_Data extract:_
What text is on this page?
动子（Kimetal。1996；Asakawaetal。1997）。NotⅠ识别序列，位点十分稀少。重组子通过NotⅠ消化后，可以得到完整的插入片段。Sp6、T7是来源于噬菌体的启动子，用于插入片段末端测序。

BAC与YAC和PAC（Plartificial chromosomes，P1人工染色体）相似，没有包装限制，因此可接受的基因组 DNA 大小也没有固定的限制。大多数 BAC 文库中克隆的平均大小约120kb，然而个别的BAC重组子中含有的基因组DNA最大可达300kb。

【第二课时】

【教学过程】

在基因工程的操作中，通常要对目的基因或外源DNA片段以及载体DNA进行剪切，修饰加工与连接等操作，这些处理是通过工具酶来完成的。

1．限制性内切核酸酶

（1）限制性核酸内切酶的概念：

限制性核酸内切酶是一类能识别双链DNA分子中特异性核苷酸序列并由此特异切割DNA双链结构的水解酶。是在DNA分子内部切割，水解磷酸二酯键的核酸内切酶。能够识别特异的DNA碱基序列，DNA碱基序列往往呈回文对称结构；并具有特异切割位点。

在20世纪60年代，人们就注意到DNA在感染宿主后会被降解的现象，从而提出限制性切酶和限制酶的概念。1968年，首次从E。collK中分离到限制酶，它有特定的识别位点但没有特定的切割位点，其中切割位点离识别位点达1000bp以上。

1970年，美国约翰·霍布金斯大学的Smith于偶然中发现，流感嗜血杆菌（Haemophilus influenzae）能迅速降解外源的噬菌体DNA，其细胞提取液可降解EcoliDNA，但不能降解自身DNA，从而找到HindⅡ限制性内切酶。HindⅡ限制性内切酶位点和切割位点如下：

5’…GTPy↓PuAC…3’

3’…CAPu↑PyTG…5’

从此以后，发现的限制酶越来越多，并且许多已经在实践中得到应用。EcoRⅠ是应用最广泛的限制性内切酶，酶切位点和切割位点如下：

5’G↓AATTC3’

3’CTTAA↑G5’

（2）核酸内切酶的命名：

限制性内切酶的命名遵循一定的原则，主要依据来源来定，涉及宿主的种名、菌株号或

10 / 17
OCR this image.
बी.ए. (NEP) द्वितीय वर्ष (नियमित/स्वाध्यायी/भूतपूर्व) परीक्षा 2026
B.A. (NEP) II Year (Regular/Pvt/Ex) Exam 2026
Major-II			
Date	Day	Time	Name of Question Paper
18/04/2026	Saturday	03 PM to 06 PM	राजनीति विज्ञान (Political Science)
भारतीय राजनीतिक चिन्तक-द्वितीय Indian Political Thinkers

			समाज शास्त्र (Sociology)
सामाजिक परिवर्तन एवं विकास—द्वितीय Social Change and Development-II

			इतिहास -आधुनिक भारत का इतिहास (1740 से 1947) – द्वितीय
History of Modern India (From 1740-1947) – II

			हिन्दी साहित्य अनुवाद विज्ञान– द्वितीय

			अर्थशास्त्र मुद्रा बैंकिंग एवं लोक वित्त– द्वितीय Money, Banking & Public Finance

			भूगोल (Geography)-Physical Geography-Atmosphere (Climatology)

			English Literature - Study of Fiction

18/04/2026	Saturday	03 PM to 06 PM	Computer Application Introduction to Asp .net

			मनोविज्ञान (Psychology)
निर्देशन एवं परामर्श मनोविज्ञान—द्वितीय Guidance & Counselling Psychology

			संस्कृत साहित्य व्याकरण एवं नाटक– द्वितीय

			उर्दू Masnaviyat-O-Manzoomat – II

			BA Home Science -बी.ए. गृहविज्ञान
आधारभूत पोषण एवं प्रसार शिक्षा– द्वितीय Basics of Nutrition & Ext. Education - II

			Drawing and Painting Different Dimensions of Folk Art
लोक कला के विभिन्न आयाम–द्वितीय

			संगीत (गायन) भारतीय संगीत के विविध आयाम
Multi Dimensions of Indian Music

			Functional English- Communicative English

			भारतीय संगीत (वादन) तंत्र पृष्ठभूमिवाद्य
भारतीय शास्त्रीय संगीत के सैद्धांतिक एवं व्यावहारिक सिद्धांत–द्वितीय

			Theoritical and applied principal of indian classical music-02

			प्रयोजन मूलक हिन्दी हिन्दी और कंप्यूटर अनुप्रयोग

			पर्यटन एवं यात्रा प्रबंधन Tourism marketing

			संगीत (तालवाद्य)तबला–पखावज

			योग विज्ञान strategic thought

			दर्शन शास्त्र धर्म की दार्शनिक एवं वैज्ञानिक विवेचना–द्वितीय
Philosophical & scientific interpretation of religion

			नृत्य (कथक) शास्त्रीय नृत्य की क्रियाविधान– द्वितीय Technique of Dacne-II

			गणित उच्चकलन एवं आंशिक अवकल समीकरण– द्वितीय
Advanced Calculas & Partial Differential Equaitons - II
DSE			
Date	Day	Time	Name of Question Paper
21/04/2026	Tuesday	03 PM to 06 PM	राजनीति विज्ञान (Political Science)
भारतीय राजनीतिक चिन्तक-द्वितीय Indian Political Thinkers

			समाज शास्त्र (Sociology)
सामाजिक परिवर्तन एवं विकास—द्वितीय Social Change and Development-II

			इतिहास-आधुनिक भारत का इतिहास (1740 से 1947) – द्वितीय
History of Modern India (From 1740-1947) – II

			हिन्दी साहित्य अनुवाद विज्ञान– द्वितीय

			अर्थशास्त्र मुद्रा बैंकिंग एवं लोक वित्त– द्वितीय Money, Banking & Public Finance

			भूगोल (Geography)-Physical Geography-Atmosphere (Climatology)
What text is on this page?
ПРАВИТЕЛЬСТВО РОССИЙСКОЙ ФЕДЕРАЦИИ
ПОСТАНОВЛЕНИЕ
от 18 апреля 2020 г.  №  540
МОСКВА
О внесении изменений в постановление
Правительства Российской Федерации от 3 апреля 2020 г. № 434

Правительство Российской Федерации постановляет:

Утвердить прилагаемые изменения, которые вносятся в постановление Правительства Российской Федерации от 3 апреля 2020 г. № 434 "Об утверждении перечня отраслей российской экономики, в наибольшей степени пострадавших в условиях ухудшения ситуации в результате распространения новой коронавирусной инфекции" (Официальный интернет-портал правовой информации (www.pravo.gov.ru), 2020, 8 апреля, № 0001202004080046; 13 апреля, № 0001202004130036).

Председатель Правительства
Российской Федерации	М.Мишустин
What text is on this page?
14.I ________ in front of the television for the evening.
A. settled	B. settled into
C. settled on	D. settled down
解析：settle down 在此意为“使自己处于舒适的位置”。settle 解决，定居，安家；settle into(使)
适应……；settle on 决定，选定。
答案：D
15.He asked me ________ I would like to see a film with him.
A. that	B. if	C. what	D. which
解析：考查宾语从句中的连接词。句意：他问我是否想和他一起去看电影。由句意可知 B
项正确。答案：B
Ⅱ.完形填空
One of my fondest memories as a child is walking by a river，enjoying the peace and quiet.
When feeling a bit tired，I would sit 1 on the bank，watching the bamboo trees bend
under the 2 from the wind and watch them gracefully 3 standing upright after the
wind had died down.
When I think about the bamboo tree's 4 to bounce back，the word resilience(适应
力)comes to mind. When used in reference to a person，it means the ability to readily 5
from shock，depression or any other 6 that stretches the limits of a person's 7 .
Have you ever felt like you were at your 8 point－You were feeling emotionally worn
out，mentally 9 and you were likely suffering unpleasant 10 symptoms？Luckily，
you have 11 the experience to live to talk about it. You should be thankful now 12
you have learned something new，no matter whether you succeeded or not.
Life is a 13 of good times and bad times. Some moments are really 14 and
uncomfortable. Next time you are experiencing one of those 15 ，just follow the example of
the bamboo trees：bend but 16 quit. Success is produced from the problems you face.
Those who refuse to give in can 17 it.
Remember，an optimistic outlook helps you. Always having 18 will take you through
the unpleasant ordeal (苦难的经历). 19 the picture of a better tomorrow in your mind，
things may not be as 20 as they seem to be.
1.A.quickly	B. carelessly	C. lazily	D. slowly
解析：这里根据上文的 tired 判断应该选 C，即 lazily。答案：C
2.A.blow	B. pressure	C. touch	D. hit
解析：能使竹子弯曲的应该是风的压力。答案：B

_The task:_
Your answer should be one number: the count of lines in the data above that include the word "person".

_Correct response:_
2